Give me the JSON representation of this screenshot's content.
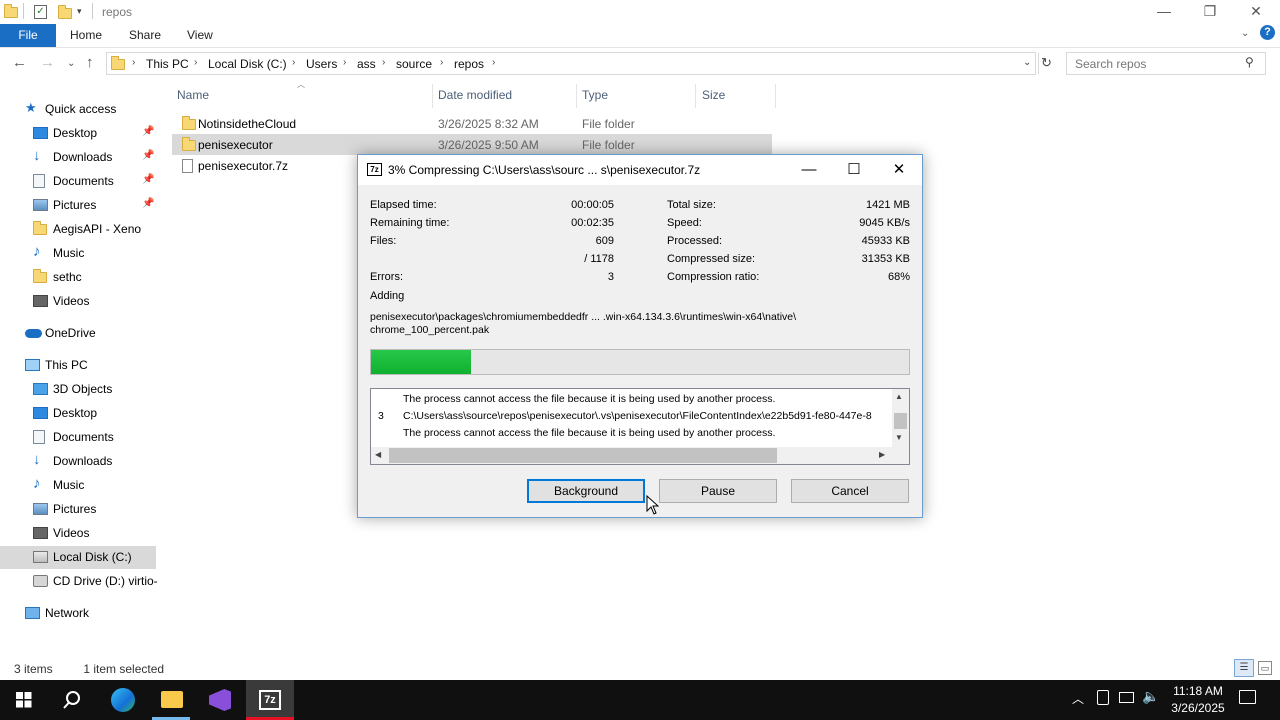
{
  "window": {
    "title": "repos"
  },
  "ribbon": {
    "file": "File",
    "tabs": [
      "Home",
      "Share",
      "View"
    ]
  },
  "address": {
    "crumbs": [
      "This PC",
      "Local Disk (C:)",
      "Users",
      "ass",
      "source",
      "repos"
    ],
    "search_placeholder": "Search repos"
  },
  "nav": {
    "quick_access": "Quick access",
    "quick_items": [
      "Desktop",
      "Downloads",
      "Documents",
      "Pictures",
      "AegisAPI - Xeno",
      "Music",
      "sethc",
      "Videos"
    ],
    "onedrive": "OneDrive",
    "this_pc": "This PC",
    "pc_items": [
      "3D Objects",
      "Desktop",
      "Documents",
      "Downloads",
      "Music",
      "Pictures",
      "Videos",
      "Local Disk (C:)",
      "CD Drive (D:) virtio-"
    ],
    "network": "Network"
  },
  "columns": {
    "name": "Name",
    "date": "Date modified",
    "type": "Type",
    "size": "Size"
  },
  "files": [
    {
      "name": "NotinsidetheCloud",
      "date": "3/26/2025 8:32 AM",
      "type": "File folder"
    },
    {
      "name": "penisexecutor",
      "date": "3/26/2025 9:50 AM",
      "type": "File folder"
    },
    {
      "name": "penisexecutor.7z",
      "date": "",
      "type": ""
    }
  ],
  "status": {
    "count": "3 items",
    "selected": "1 item selected"
  },
  "dialog": {
    "icon": "7z",
    "title": "3% Compressing C:\\Users\\ass\\sourc ... s\\penisexecutor.7z",
    "elapsed_label": "Elapsed time:",
    "elapsed": "00:00:05",
    "remaining_label": "Remaining time:",
    "remaining": "00:02:35",
    "files_label": "Files:",
    "files": "609",
    "files_total": "/ 1178",
    "errors_label": "Errors:",
    "errors": "3",
    "total_label": "Total size:",
    "total": "1421 MB",
    "speed_label": "Speed:",
    "speed": "9045 KB/s",
    "processed_label": "Processed:",
    "processed": "45933 KB",
    "compressed_label": "Compressed size:",
    "compressed": "31353 KB",
    "ratio_label": "Compression ratio:",
    "ratio": "68%",
    "adding_label": "Adding",
    "path1": "penisexecutor\\packages\\chromiumembeddedfr ... .win-x64.134.3.6\\runtimes\\win-x64\\native\\",
    "path2": "chrome_100_percent.pak",
    "progress_fraction": 0.03,
    "error_lines": [
      {
        "num": "",
        "text": "The process cannot access the file because it is being used by another process."
      },
      {
        "num": "3",
        "text": "C:\\Users\\ass\\source\\repos\\penisexecutor\\.vs\\penisexecutor\\FileContentIndex\\e22b5d91-fe80-447e-8"
      },
      {
        "num": "",
        "text": "The process cannot access the file because it is being used by another process."
      }
    ],
    "btn_background": "Background",
    "btn_pause": "Pause",
    "btn_cancel": "Cancel"
  },
  "taskbar": {
    "time": "11:18 AM",
    "date": "3/26/2025"
  }
}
────────────────────
# [Exercise directions]
The material above must be printed exactly, with its pictures left out.

# [Response]
Give me the JSON representation of this screenshot's content.
{
  "window": {
    "title": "repos"
  },
  "ribbon": {
    "file": "File",
    "tabs": [
      "Home",
      "Share",
      "View"
    ]
  },
  "address": {
    "crumbs": [
      "This PC",
      "Local Disk (C:)",
      "Users",
      "ass",
      "source",
      "repos"
    ],
    "search_placeholder": "Search repos"
  },
  "nav": {
    "quick_access": "Quick access",
    "quick_items": [
      "Desktop",
      "Downloads",
      "Documents",
      "Pictures",
      "AegisAPI - Xeno",
      "Music",
      "sethc",
      "Videos"
    ],
    "onedrive": "OneDrive",
    "this_pc": "This PC",
    "pc_items": [
      "3D Objects",
      "Desktop",
      "Documents",
      "Downloads",
      "Music",
      "Pictures",
      "Videos",
      "Local Disk (C:)",
      "CD Drive (D:) virtio-"
    ],
    "network": "Network"
  },
  "columns": {
    "name": "Name",
    "date": "Date modified",
    "type": "Type",
    "size": "Size"
  },
  "files": [
    {
      "name": "NotinsidetheCloud",
      "date": "3/26/2025 8:32 AM",
      "type": "File folder"
    },
    {
      "name": "penisexecutor",
      "date": "3/26/2025 9:50 AM",
      "type": "File folder"
    },
    {
      "name": "penisexecutor.7z",
      "date": "",
      "type": ""
    }
  ],
  "status": {
    "count": "3 items",
    "selected": "1 item selected"
  },
  "dialog": {
    "icon": "7z",
    "title": "3% Compressing C:\\Users\\ass\\sourc ... s\\penisexecutor.7z",
    "elapsed_label": "Elapsed time:",
    "elapsed": "00:00:05",
    "remaining_label": "Remaining time:",
    "remaining": "00:02:35",
    "files_label": "Files:",
    "files": "609",
    "files_total": "/ 1178",
    "errors_label": "Errors:",
    "errors": "3",
    "total_label": "Total size:",
    "total": "1421 MB",
    "speed_label": "Speed:",
    "speed": "9045 KB/s",
    "processed_label": "Processed:",
    "processed": "45933 KB",
    "compressed_label": "Compressed size:",
    "compressed": "31353 KB",
    "ratio_label": "Compression ratio:",
    "ratio": "68%",
    "adding_label": "Adding",
    "path1": "penisexecutor\\packages\\chromiumembeddedfr ... .win-x64.134.3.6\\runtimes\\win-x64\\native\\",
    "path2": "chrome_100_percent.pak",
    "progress_fraction": 0.03,
    "error_lines": [
      {
        "num": "",
        "text": "The process cannot access the file because it is being used by another process."
      },
      {
        "num": "3",
        "text": "C:\\Users\\ass\\source\\repos\\penisexecutor\\.vs\\penisexecutor\\FileContentIndex\\e22b5d91-fe80-447e-8"
      },
      {
        "num": "",
        "text": "The process cannot access the file because it is being used by another process."
      }
    ],
    "btn_background": "Background",
    "btn_pause": "Pause",
    "btn_cancel": "Cancel"
  },
  "taskbar": {
    "time": "11:18 AM",
    "date": "3/26/2025"
  }
}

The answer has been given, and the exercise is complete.